Data entries for graphics:
________________________________________
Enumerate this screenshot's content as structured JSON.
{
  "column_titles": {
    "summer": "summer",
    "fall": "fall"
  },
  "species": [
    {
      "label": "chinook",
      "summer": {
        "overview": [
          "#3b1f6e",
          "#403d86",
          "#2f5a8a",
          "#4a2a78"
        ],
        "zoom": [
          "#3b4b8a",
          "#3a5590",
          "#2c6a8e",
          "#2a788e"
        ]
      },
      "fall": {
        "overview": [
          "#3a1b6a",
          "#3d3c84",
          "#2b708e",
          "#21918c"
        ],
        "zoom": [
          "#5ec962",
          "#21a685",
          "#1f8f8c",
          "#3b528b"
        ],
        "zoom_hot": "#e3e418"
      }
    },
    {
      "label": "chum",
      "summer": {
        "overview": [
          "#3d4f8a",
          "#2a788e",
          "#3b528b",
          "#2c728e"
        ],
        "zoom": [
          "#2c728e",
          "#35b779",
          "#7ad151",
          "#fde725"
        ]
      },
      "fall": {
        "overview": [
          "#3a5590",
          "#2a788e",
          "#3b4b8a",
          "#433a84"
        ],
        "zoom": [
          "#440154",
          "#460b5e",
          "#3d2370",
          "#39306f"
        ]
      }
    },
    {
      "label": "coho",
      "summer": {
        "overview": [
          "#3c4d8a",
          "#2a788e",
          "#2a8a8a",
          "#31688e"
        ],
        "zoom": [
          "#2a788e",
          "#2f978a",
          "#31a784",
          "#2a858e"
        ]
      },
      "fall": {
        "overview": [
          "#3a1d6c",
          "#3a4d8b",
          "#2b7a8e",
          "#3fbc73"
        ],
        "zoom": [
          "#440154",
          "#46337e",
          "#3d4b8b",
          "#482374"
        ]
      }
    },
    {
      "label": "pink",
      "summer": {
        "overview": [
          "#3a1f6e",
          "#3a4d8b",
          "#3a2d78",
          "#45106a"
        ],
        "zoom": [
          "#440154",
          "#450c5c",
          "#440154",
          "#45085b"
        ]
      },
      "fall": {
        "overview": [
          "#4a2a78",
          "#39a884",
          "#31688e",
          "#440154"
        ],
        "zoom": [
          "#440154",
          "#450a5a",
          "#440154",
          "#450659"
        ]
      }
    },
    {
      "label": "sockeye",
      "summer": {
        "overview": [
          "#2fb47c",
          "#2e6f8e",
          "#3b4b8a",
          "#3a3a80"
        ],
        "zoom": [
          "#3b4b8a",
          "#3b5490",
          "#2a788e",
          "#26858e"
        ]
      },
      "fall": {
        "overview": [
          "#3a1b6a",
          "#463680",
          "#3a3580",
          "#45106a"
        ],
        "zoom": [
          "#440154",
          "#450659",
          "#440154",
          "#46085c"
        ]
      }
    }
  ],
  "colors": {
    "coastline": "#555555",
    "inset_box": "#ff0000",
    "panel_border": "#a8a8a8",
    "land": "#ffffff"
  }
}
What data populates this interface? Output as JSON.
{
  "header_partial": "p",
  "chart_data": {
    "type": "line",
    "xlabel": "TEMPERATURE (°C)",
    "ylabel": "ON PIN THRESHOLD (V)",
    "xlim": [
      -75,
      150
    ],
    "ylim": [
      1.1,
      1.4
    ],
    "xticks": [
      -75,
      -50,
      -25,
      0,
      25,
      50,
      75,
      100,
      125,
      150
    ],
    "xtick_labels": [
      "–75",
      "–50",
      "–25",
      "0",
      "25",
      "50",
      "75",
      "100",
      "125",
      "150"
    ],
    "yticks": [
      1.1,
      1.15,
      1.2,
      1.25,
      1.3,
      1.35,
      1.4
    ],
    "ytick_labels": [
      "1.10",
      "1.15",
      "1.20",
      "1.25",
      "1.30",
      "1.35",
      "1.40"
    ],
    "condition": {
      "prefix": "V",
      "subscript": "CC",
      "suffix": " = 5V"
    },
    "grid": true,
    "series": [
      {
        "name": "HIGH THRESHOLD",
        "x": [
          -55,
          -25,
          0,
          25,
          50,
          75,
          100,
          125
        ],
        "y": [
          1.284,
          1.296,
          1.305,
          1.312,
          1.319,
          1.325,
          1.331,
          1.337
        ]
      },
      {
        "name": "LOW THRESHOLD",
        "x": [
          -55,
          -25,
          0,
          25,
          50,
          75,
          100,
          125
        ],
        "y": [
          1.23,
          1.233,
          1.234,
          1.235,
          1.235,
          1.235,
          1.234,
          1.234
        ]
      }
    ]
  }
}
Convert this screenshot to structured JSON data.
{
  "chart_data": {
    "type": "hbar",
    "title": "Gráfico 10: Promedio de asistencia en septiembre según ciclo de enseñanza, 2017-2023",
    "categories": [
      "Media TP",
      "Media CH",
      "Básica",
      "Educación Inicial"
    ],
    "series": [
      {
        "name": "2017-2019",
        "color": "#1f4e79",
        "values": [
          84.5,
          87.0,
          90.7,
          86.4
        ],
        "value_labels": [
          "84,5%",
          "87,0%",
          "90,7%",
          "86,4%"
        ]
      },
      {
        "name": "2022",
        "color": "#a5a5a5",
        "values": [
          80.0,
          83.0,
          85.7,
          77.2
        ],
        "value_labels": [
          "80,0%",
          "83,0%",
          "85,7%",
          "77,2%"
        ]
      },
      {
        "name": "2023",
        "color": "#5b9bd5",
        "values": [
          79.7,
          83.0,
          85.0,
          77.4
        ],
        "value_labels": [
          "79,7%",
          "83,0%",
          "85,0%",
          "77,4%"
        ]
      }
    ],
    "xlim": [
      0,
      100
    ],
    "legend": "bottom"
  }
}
________________________________________
● **WHAT TO DO**
Wherever the word "screenshot" occurs in a line of the listing, copy that line.

● **FULL OUTPUT**
Enumerate this screenshot's content as structured JSON.
Convert this screenshot to structured JSON data.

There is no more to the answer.